▶ [What is expected]: Using the data below, copy each line that includes the word "变送输出".

▶ [Source material]:
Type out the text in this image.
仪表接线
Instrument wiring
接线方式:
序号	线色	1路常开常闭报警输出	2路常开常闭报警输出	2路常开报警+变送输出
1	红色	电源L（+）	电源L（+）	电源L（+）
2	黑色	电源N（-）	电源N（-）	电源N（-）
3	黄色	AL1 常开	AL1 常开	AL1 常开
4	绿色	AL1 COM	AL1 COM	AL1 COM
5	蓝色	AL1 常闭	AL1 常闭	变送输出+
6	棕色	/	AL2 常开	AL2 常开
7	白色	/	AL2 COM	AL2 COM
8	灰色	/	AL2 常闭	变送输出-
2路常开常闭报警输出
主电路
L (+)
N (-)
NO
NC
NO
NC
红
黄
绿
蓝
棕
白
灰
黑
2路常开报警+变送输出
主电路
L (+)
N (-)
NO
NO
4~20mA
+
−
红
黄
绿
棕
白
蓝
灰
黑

▶ [Full output]:
序号	线色	1路常开常闭报警输出	2路常开常闭报警输出	2路常开报警+变送输出
5	蓝色	AL1 常闭	AL1 常闭	变送输出+
8	灰色	/	AL2 常闭	变送输出-
2路常开报警+变送输出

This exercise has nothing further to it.